#### [Supplied material]
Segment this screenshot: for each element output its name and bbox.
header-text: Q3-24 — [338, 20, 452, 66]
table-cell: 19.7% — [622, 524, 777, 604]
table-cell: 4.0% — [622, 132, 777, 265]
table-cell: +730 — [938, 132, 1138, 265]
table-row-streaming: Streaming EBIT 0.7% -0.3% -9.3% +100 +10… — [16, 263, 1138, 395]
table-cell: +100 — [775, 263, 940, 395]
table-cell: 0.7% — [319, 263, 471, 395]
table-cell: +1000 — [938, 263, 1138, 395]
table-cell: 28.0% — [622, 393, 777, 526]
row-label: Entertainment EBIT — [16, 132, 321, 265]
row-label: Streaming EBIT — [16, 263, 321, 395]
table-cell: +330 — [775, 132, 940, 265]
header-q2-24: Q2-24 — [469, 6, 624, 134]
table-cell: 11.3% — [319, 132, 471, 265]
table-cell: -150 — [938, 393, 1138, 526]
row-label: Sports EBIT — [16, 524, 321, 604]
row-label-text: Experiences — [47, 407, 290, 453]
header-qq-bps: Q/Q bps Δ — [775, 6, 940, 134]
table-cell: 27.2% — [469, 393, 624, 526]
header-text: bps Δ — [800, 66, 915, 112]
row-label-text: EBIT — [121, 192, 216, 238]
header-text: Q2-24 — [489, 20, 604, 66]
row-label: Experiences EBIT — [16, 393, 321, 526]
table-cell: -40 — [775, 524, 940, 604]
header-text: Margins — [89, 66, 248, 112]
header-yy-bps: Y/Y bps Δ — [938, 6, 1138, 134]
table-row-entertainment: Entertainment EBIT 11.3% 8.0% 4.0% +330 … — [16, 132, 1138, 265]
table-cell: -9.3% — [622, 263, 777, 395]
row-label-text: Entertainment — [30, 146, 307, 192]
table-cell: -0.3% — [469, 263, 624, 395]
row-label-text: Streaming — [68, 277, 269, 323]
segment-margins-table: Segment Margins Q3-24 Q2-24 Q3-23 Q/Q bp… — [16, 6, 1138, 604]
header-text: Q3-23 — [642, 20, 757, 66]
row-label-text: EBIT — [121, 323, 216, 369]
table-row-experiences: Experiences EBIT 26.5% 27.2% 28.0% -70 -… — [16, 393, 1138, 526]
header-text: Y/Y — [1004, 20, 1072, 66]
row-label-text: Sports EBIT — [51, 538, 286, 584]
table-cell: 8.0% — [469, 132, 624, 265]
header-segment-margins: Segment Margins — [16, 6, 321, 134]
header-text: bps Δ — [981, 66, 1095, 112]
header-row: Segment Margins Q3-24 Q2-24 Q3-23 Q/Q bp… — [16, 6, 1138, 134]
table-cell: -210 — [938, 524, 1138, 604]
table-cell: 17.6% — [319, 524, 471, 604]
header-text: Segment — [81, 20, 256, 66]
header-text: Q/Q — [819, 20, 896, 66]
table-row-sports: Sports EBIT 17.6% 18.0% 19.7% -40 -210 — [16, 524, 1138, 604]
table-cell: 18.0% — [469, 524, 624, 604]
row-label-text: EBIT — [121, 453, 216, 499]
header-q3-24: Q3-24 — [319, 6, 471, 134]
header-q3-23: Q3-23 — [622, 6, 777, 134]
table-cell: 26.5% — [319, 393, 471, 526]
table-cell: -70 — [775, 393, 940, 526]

#### [Written problem]
Reproduce every entry above line for line, keeping each character unchanged.

#### [Exercise output]
Segment this screenshot: for each element output its name and bbox.
header-text: Q3-24 — [338, 20, 452, 66]
table-cell: 19.7% — [622, 524, 777, 604]
table-cell: 4.0% — [622, 132, 777, 265]
table-cell: +730 — [938, 132, 1138, 265]
table-row-streaming: Streaming EBIT 0.7% -0.3% -9.3% +100 +10… — [16, 263, 1138, 395]
table-cell: +100 — [775, 263, 940, 395]
table-cell: 0.7% — [319, 263, 471, 395]
table-cell: +1000 — [938, 263, 1138, 395]
table-cell: 28.0% — [622, 393, 777, 526]
row-label: Entertainment EBIT — [16, 132, 321, 265]
row-label: Streaming EBIT — [16, 263, 321, 395]
table-cell: +330 — [775, 132, 940, 265]
header-q2-24: Q2-24 — [469, 6, 624, 134]
table-cell: 11.3% — [319, 132, 471, 265]
table-cell: -150 — [938, 393, 1138, 526]
row-label: Sports EBIT — [16, 524, 321, 604]
row-label-text: Experiences — [47, 407, 290, 453]
header-qq-bps: Q/Q bps Δ — [775, 6, 940, 134]
table-cell: 27.2% — [469, 393, 624, 526]
header-text: bps Δ — [800, 66, 915, 112]
row-label-text: EBIT — [121, 192, 216, 238]
header-text: Q2-24 — [489, 20, 604, 66]
row-label: Experiences EBIT — [16, 393, 321, 526]
table-cell: -40 — [775, 524, 940, 604]
header-text: Margins — [89, 66, 248, 112]
header-yy-bps: Y/Y bps Δ — [938, 6, 1138, 134]
table-row-entertainment: Entertainment EBIT 11.3% 8.0% 4.0% +330 … — [16, 132, 1138, 265]
table-cell: -9.3% — [622, 263, 777, 395]
row-label-text: Entertainment — [30, 146, 307, 192]
table-cell: -0.3% — [469, 263, 624, 395]
row-label-text: Streaming — [68, 277, 269, 323]
segment-margins-table: Segment Margins Q3-24 Q2-24 Q3-23 Q/Q bp… — [16, 6, 1138, 604]
header-text: Q3-23 — [642, 20, 757, 66]
row-label-text: EBIT — [121, 323, 216, 369]
table-row-experiences: Experiences EBIT 26.5% 27.2% 28.0% -70 -… — [16, 393, 1138, 526]
header-text: Y/Y — [1004, 20, 1072, 66]
row-label-text: Sports EBIT — [51, 538, 286, 584]
table-cell: 8.0% — [469, 132, 624, 265]
header-segment-margins: Segment Margins — [16, 6, 321, 134]
header-text: bps Δ — [981, 66, 1095, 112]
header-row: Segment Margins Q3-24 Q2-24 Q3-23 Q/Q bp… — [16, 6, 1138, 134]
table-cell: -210 — [938, 524, 1138, 604]
table-cell: 17.6% — [319, 524, 471, 604]
header-text: Segment — [81, 20, 256, 66]
header-text: Q/Q — [819, 20, 896, 66]
table-row-sports: Sports EBIT 17.6% 18.0% 19.7% -40 -210 — [16, 524, 1138, 604]
table-cell: 18.0% — [469, 524, 624, 604]
row-label-text: EBIT — [121, 453, 216, 499]
header-q3-24: Q3-24 — [319, 6, 471, 134]
header-q3-23: Q3-23 — [622, 6, 777, 134]
table-cell: 26.5% — [319, 393, 471, 526]
table-cell: -70 — [775, 393, 940, 526]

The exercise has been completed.